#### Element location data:
§

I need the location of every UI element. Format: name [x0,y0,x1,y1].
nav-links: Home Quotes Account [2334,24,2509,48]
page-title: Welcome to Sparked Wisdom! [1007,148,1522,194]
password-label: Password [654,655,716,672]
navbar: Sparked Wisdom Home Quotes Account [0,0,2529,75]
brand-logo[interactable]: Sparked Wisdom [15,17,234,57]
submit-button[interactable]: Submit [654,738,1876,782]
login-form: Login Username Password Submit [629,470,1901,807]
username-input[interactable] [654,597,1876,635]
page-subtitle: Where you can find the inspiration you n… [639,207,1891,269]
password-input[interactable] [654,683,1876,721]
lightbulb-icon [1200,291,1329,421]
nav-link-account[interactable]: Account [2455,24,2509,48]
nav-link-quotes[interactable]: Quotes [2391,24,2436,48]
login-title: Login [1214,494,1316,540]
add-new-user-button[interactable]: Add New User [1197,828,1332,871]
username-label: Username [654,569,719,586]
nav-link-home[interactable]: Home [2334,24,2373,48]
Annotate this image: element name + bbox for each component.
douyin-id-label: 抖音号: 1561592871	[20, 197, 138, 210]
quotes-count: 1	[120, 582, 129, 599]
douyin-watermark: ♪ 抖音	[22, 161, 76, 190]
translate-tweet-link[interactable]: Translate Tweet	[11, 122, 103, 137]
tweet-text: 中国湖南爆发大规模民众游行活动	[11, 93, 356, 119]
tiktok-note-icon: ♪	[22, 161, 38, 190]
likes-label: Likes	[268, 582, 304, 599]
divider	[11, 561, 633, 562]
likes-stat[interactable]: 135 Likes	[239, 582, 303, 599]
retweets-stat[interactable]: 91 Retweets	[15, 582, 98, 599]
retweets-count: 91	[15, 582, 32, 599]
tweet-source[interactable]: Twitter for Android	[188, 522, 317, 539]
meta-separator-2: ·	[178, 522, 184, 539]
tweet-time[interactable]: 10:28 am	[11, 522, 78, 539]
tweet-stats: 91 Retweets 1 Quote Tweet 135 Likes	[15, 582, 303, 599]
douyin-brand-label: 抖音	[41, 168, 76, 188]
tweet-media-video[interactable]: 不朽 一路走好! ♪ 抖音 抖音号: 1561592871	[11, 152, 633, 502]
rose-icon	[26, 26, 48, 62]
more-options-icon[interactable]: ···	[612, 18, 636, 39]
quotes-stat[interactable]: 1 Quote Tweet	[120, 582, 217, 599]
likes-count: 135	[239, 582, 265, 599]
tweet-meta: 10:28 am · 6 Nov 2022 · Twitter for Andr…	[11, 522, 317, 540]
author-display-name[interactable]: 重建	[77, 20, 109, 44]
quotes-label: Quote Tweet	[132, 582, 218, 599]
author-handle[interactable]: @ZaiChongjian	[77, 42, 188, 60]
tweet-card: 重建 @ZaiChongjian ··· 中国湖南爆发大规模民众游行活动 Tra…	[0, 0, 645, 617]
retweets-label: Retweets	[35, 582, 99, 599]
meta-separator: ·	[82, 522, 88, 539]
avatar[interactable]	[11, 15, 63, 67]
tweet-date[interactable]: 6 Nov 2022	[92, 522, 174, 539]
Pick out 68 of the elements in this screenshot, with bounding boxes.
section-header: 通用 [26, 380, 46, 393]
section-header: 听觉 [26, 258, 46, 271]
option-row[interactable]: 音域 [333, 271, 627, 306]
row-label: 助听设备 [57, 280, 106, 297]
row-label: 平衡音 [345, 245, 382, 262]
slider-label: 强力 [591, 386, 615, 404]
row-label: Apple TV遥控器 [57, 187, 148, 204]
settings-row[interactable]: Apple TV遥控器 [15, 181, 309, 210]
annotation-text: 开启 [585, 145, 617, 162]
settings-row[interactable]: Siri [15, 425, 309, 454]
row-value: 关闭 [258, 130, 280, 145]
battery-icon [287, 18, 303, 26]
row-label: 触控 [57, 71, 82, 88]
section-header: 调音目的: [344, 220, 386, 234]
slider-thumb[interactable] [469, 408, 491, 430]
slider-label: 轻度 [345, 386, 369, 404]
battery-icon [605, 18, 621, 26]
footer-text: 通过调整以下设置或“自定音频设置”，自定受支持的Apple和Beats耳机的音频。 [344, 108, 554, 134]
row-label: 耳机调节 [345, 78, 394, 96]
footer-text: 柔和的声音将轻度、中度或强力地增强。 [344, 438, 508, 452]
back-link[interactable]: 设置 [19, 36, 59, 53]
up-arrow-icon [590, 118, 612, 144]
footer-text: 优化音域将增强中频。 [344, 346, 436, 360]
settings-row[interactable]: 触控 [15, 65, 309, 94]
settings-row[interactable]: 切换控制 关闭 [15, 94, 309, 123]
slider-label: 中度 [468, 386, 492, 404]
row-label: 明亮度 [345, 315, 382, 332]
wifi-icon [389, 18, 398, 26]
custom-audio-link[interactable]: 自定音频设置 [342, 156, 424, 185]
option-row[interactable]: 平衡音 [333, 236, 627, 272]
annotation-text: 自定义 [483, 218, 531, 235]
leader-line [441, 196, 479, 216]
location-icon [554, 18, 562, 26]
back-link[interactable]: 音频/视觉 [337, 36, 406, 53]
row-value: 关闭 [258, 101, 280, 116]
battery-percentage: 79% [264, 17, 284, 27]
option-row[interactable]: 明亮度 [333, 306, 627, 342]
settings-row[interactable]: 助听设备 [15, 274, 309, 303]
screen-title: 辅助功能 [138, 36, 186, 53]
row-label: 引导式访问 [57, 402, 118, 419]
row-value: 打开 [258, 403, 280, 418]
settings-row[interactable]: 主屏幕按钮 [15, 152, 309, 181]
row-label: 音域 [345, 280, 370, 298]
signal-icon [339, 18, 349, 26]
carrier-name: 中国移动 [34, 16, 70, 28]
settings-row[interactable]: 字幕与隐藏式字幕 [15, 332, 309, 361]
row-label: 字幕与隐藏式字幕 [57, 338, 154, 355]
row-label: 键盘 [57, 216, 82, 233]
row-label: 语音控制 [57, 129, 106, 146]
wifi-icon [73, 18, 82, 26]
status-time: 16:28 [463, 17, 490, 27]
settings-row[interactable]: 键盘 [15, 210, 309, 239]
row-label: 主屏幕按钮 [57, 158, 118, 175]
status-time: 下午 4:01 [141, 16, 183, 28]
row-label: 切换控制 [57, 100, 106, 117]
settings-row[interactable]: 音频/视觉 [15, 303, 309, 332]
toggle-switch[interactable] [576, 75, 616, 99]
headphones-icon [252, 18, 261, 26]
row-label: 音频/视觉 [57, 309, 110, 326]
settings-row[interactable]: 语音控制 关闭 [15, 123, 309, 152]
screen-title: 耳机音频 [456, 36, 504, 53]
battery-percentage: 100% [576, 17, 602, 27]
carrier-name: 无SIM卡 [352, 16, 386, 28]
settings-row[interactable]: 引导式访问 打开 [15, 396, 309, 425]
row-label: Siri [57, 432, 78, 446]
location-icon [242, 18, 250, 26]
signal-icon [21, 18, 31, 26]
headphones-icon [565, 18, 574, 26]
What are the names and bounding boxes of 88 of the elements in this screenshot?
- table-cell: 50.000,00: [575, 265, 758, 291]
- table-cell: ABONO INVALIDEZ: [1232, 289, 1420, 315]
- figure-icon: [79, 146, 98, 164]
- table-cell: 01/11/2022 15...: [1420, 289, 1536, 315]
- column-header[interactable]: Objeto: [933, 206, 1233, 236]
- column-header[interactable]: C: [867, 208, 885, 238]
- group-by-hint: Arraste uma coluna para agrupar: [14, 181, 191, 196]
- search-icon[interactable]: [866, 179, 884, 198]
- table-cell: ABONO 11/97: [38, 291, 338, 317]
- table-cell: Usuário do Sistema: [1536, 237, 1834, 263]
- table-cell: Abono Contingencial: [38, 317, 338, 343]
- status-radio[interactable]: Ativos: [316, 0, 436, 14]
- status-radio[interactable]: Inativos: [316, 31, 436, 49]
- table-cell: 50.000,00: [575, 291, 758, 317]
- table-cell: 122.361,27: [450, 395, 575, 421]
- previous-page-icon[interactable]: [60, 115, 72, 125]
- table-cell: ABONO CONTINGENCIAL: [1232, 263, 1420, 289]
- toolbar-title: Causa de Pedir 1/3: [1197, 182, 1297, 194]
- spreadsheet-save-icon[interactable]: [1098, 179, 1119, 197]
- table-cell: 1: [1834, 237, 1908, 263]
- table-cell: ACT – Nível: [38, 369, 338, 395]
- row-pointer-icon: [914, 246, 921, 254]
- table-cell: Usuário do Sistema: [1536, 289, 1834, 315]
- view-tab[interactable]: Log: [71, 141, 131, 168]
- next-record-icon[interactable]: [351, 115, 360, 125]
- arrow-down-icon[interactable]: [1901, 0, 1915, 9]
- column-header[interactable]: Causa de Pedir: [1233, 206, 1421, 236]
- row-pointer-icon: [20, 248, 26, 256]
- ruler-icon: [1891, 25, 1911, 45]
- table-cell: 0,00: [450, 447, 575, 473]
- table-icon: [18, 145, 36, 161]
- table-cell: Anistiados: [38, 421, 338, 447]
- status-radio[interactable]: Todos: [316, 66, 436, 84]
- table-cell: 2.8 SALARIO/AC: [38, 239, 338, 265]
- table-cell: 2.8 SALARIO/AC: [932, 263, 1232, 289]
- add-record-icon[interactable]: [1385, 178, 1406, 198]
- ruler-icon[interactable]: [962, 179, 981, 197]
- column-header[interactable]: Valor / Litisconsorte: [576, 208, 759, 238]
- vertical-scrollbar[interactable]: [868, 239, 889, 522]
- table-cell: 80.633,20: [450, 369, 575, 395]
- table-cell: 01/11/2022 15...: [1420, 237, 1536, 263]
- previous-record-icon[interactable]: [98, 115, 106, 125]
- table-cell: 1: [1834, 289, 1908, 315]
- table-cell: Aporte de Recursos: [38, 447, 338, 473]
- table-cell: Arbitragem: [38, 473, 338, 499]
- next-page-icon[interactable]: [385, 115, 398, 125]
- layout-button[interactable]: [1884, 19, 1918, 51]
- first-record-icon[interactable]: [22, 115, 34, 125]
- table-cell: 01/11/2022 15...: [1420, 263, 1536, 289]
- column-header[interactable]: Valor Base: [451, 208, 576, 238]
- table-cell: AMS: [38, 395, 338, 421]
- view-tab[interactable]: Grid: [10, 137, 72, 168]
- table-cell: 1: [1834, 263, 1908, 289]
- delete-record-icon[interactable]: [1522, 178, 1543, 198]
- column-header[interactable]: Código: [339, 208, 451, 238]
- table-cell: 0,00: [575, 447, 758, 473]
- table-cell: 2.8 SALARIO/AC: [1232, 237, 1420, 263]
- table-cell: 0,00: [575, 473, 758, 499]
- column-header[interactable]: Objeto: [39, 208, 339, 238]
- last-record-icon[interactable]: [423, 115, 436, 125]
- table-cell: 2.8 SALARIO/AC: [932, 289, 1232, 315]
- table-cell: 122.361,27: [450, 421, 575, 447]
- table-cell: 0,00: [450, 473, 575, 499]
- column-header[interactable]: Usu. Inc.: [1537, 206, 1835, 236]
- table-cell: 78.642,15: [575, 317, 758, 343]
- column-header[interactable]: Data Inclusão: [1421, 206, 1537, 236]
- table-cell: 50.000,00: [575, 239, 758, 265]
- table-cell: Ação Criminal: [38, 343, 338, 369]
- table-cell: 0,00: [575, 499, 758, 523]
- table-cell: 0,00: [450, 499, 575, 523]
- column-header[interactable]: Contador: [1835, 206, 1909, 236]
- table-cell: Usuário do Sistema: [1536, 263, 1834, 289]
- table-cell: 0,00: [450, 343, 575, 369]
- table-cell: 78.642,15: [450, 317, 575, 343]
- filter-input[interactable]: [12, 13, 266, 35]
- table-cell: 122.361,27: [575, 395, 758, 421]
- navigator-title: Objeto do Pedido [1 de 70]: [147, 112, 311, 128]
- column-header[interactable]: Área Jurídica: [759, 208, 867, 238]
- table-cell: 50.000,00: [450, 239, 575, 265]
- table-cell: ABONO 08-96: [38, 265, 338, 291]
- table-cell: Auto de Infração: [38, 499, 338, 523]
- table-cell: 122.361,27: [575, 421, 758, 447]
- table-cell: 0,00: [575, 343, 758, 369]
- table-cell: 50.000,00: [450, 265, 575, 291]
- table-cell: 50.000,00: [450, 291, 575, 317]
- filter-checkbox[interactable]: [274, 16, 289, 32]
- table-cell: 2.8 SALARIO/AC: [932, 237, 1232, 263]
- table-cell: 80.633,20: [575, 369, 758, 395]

§

#### Stated problem:
Please output the listing as a JSON list of strings, one per line, from its first line through the line containing "username-input[interactable] [654,597,1876,635]", both included. Leave out any blank lines.

#### Response to the exercise:
[
  "I need the location of every UI element. Format: name [x0,y0,x1,y1].",
  "nav-links: Home Quotes Account [2334,24,2509,48]",
  "page-title: Welcome to Sparked Wisdom! [1007,148,1522,194]",
  "password-label: Password [654,655,716,672]",
  "navbar: Sparked Wisdom Home Quotes Account [0,0,2529,75]",
  "brand-logo[interactable]: Sparked Wisdom [15,17,234,57]",
  "submit-button[interactable]: Submit [654,738,1876,782]",
  "login-form: Login Username Password Submit [629,470,1901,807]",
  "username-input[interactable] [654,597,1876,635]"
]